**Aim of the task:** Copy every line from the data below in which the string "rapport" can be found.

Entries from a visual dataset
◆ ◆ ◆ ◆

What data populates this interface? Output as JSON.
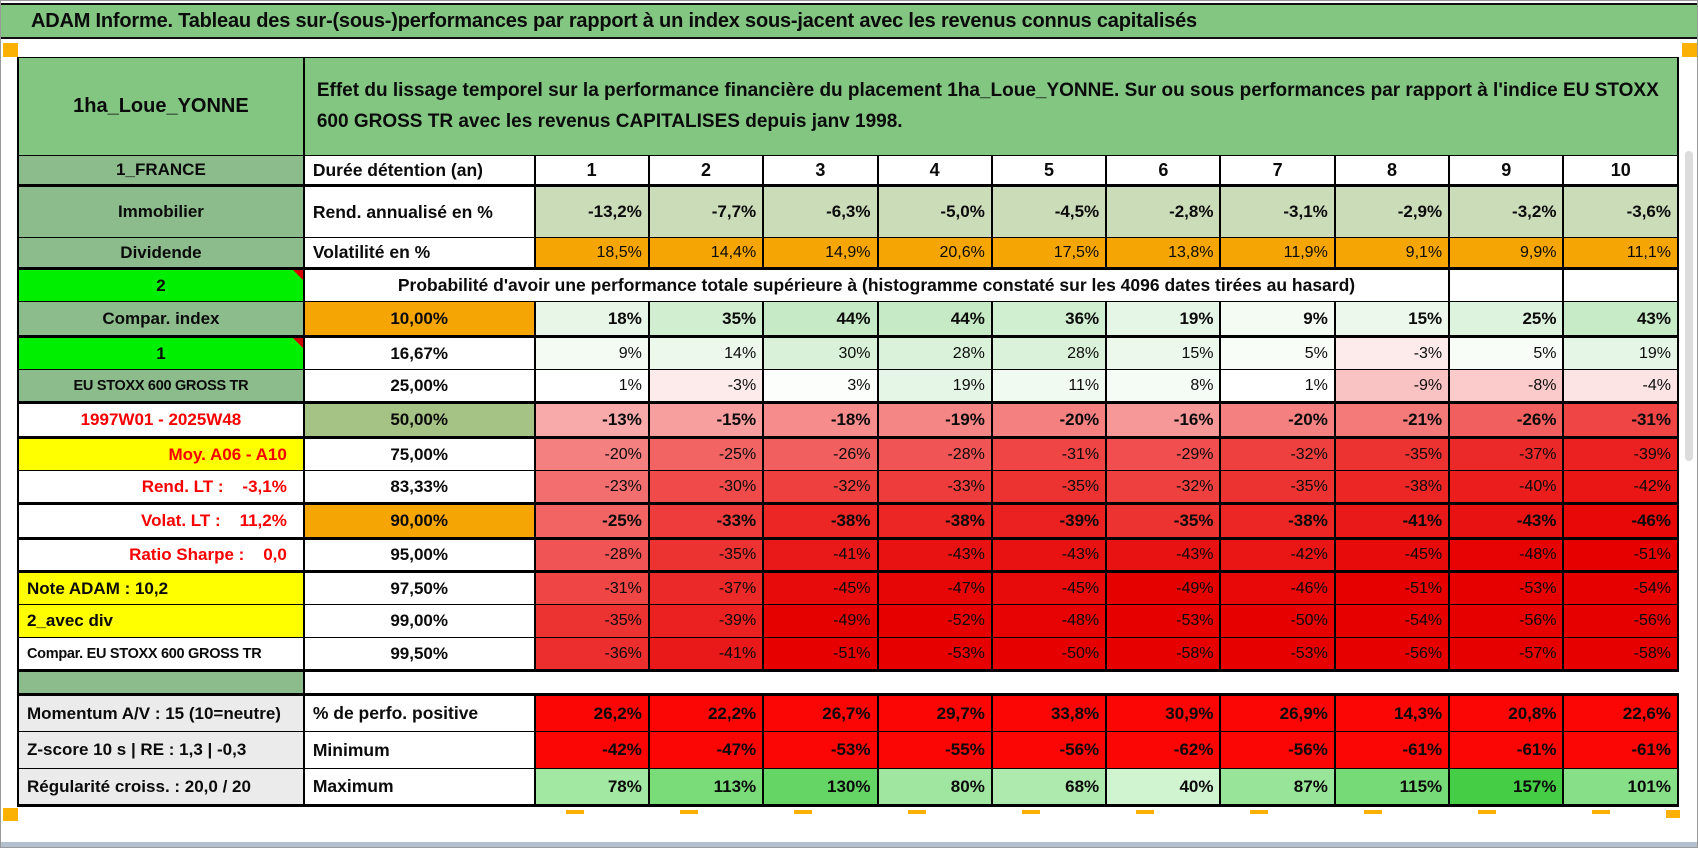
{
  "title_bar": {
    "text": "ADAM Informe. Tableau des sur-(sous-)performances par rapport à un index sous-jacent avec les revenus connus capitalisés"
  },
  "header": {
    "asset": "1ha_Loue_YONNE",
    "description": "Effet du lissage temporel sur la performance financière du placement 1ha_Loue_YONNE. Sur ou sous performances par rapport à l'indice EU STOXX 600 GROSS TR avec les revenus CAPITALISES depuis janv 1998."
  },
  "colors": {
    "header_green": "#82C682",
    "label_green": "#8CBC8C",
    "lime_green": "#00EE00",
    "orange": "#F6A604",
    "yellow": "#FFFF00",
    "sage_row": "#CBDCB9",
    "sage_cell": "#A6C386",
    "red_cell": "#FB0505",
    "gray_label": "#EBEBEB",
    "red_label_text": "#F80000",
    "marker_orange": "#FBB103"
  },
  "table": {
    "columns": [
      "1",
      "2",
      "3",
      "4",
      "5",
      "6",
      "7",
      "8",
      "9",
      "10"
    ],
    "rows": [
      {
        "type": "values",
        "label": "1_FRANCE",
        "label_bg": "green",
        "b": "Durée détention (an)",
        "b_kind": "label",
        "v_kind": "years",
        "bold": true,
        "thick_bottom": true,
        "values": [
          "1",
          "2",
          "3",
          "4",
          "5",
          "6",
          "7",
          "8",
          "9",
          "10"
        ]
      },
      {
        "type": "values",
        "label": "Immobilier",
        "label_bg": "green",
        "b": "Rend. annualisé en %",
        "b_kind": "label",
        "v_kind": "sage",
        "bold": true,
        "values": [
          "-13,2%",
          "-7,7%",
          "-6,3%",
          "-5,0%",
          "-4,5%",
          "-2,8%",
          "-3,1%",
          "-2,9%",
          "-3,2%",
          "-3,6%"
        ]
      },
      {
        "type": "values",
        "label": "Dividende",
        "label_bg": "green",
        "b": "Volatilité en %",
        "b_kind": "label",
        "v_kind": "orange",
        "thick_bottom": true,
        "values": [
          "18,5%",
          "14,4%",
          "14,9%",
          "20,6%",
          "17,5%",
          "13,8%",
          "11,9%",
          "9,1%",
          "9,9%",
          "11,1%"
        ]
      },
      {
        "type": "span",
        "label": "2",
        "label_bg": "lime",
        "comment": true,
        "empty_cells": 2,
        "span_text": "Probabilité d'avoir une performance totale supérieure à (histogramme constaté sur les 4096 dates tirées au hasard)"
      },
      {
        "type": "values",
        "label": "Compar. index",
        "label_bg": "green",
        "b": "10,00%",
        "b_kind": "pct",
        "b_bg": "orange",
        "v_kind": "prob",
        "bold": true,
        "thick_bottom": true,
        "values": [
          "18%",
          "35%",
          "44%",
          "44%",
          "36%",
          "19%",
          "9%",
          "15%",
          "25%",
          "43%"
        ]
      },
      {
        "type": "values",
        "label": "1",
        "label_bg": "lime",
        "comment": true,
        "b": "16,67%",
        "b_kind": "pct",
        "v_kind": "prob",
        "values": [
          "9%",
          "14%",
          "30%",
          "28%",
          "28%",
          "15%",
          "5%",
          "-3%",
          "5%",
          "19%"
        ]
      },
      {
        "type": "values",
        "label": "EU STOXX 600 GROSS TR",
        "label_bg": "green",
        "label_small": true,
        "b": "25,00%",
        "b_kind": "pct",
        "v_kind": "prob",
        "values": [
          "1%",
          "-3%",
          "3%",
          "19%",
          "11%",
          "8%",
          "1%",
          "-9%",
          "-8%",
          "-4%"
        ]
      },
      {
        "type": "values",
        "label": "1997W01 - 2025W48",
        "label_color": "red",
        "b": "50,00%",
        "b_kind": "pct",
        "b_bg": "sage",
        "v_kind": "prob",
        "bold": true,
        "thick_top": true,
        "thick_bottom": true,
        "values": [
          "-13%",
          "-15%",
          "-18%",
          "-19%",
          "-20%",
          "-16%",
          "-20%",
          "-21%",
          "-26%",
          "-31%"
        ]
      },
      {
        "type": "values",
        "label": "Moy. A06 - A10",
        "label_bg": "yellow",
        "label_color": "red",
        "label_align": "right",
        "b": "75,00%",
        "b_kind": "pct",
        "v_kind": "prob",
        "values": [
          "-20%",
          "-25%",
          "-26%",
          "-28%",
          "-31%",
          "-29%",
          "-32%",
          "-35%",
          "-37%",
          "-39%"
        ]
      },
      {
        "type": "values",
        "label": "Rend. LT :    -3,1%",
        "label_color": "red",
        "label_align": "right",
        "b": "83,33%",
        "b_kind": "pct",
        "v_kind": "prob",
        "values": [
          "-23%",
          "-30%",
          "-32%",
          "-33%",
          "-35%",
          "-32%",
          "-35%",
          "-38%",
          "-40%",
          "-42%"
        ]
      },
      {
        "type": "values",
        "label": "Volat. LT :    11,2%",
        "label_color": "red",
        "label_align": "right",
        "b": "90,00%",
        "b_kind": "pct",
        "b_bg": "orange",
        "v_kind": "prob",
        "bold": true,
        "thick_top": true,
        "thick_bottom": true,
        "values": [
          "-25%",
          "-33%",
          "-38%",
          "-38%",
          "-39%",
          "-35%",
          "-38%",
          "-41%",
          "-43%",
          "-46%"
        ]
      },
      {
        "type": "values",
        "label": "Ratio Sharpe :    0,0",
        "label_color": "red",
        "label_align": "right",
        "b": "95,00%",
        "b_kind": "pct",
        "v_kind": "prob",
        "values": [
          "-28%",
          "-35%",
          "-41%",
          "-43%",
          "-43%",
          "-43%",
          "-42%",
          "-45%",
          "-48%",
          "-51%"
        ]
      },
      {
        "type": "values",
        "label": "Note ADAM : 10,2",
        "label_bg": "yellow",
        "label_align": "left",
        "b": "97,50%",
        "b_kind": "pct",
        "v_kind": "prob",
        "thick_top": true,
        "values": [
          "-31%",
          "-37%",
          "-45%",
          "-47%",
          "-45%",
          "-49%",
          "-46%",
          "-51%",
          "-53%",
          "-54%"
        ]
      },
      {
        "type": "values",
        "label": "2_avec div",
        "label_bg": "yellow",
        "label_align": "left",
        "b": "99,00%",
        "b_kind": "pct",
        "v_kind": "prob",
        "values": [
          "-35%",
          "-39%",
          "-49%",
          "-52%",
          "-48%",
          "-53%",
          "-50%",
          "-54%",
          "-56%",
          "-56%"
        ]
      },
      {
        "type": "values",
        "label": "Compar. EU STOXX 600 GROSS TR",
        "label_align": "left",
        "label_small": true,
        "b": "99,50%",
        "b_kind": "pct",
        "v_kind": "prob",
        "thick_bottom": true,
        "values": [
          "-36%",
          "-41%",
          "-51%",
          "-53%",
          "-50%",
          "-58%",
          "-53%",
          "-56%",
          "-57%",
          "-58%"
        ]
      },
      {
        "type": "spacer"
      },
      {
        "type": "values",
        "label": "Momentum A/V : 15 (10=neutre)",
        "label_bg": "gray",
        "label_align": "left",
        "b": "% de perfo. positive",
        "b_kind": "label",
        "v_kind": "red",
        "bold": true,
        "thick_top": true,
        "values": [
          "26,2%",
          "22,2%",
          "26,7%",
          "29,7%",
          "33,8%",
          "30,9%",
          "26,9%",
          "14,3%",
          "20,8%",
          "22,6%"
        ]
      },
      {
        "type": "values",
        "label": "Z-score 10 s | RE : 1,3 | -0,3",
        "label_bg": "gray",
        "label_align": "left",
        "b": "Minimum",
        "b_kind": "label",
        "v_kind": "red",
        "bold": true,
        "values": [
          "-42%",
          "-47%",
          "-53%",
          "-55%",
          "-56%",
          "-62%",
          "-56%",
          "-61%",
          "-61%",
          "-61%"
        ]
      },
      {
        "type": "values",
        "label": "Régularité croiss. : 20,0 / 20",
        "label_bg": "gray",
        "label_align": "left",
        "b": "Maximum",
        "b_kind": "label",
        "v_kind": "max",
        "bold": true,
        "thick_bottom": true,
        "values": [
          "78%",
          "113%",
          "130%",
          "80%",
          "68%",
          "40%",
          "87%",
          "115%",
          "157%",
          "101%"
        ]
      }
    ]
  }
}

◆ ◆ ◆ ◆

**Written answer:**
    "text": "ADAM Informe. Tableau des sur-(sous-)performances par rapport à un index sous-jacent avec les revenus connus capitalisés"
    "description": "Effet du lissage temporel sur la performance financière du placement 1ha_Loue_YONNE. Sur ou sous performances par rapport à l'indice EU STOXX 600 GROSS TR avec les revenus CAPITALISES depuis janv 1998."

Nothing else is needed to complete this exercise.